[Records that describe figures]
---------------

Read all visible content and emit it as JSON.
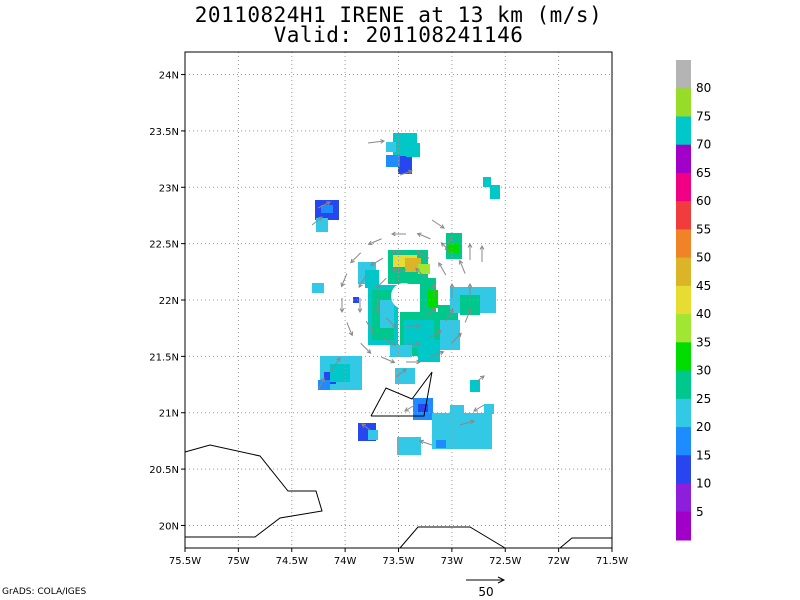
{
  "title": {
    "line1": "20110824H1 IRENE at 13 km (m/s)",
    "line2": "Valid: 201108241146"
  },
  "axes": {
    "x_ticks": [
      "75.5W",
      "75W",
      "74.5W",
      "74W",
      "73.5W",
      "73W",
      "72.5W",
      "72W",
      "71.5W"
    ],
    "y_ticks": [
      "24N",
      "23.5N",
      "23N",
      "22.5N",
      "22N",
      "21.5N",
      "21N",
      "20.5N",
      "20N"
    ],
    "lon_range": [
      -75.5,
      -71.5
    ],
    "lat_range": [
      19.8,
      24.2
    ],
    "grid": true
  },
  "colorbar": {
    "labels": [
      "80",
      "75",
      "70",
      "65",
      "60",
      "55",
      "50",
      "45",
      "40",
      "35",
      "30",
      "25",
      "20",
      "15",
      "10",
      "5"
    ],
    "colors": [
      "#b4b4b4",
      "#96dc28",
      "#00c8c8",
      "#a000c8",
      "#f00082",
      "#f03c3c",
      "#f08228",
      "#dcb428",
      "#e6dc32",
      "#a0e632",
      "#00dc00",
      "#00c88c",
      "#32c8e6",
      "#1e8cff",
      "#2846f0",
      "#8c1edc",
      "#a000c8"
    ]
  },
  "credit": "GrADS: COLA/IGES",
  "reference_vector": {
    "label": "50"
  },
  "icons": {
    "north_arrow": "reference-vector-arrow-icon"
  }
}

---------------

→ Objective:
In the copy, include no pictures; restate the listing above exactly.

→ Output for this task:
Read all visible content and emit it as JSON.
{
  "title": {
    "line1": "20110824H1 IRENE at 13 km (m/s)",
    "line2": "Valid: 201108241146"
  },
  "axes": {
    "x_ticks": [
      "75.5W",
      "75W",
      "74.5W",
      "74W",
      "73.5W",
      "73W",
      "72.5W",
      "72W",
      "71.5W"
    ],
    "y_ticks": [
      "24N",
      "23.5N",
      "23N",
      "22.5N",
      "22N",
      "21.5N",
      "21N",
      "20.5N",
      "20N"
    ],
    "lon_range": [
      -75.5,
      -71.5
    ],
    "lat_range": [
      19.8,
      24.2
    ],
    "grid": true
  },
  "colorbar": {
    "labels": [
      "80",
      "75",
      "70",
      "65",
      "60",
      "55",
      "50",
      "45",
      "40",
      "35",
      "30",
      "25",
      "20",
      "15",
      "10",
      "5"
    ],
    "colors": [
      "#b4b4b4",
      "#96dc28",
      "#00c8c8",
      "#a000c8",
      "#f00082",
      "#f03c3c",
      "#f08228",
      "#dcb428",
      "#e6dc32",
      "#a0e632",
      "#00dc00",
      "#00c88c",
      "#32c8e6",
      "#1e8cff",
      "#2846f0",
      "#8c1edc",
      "#a000c8"
    ]
  },
  "credit": "GrADS: COLA/IGES",
  "reference_vector": {
    "label": "50"
  },
  "icons": {
    "north_arrow": "reference-vector-arrow-icon"
  }
}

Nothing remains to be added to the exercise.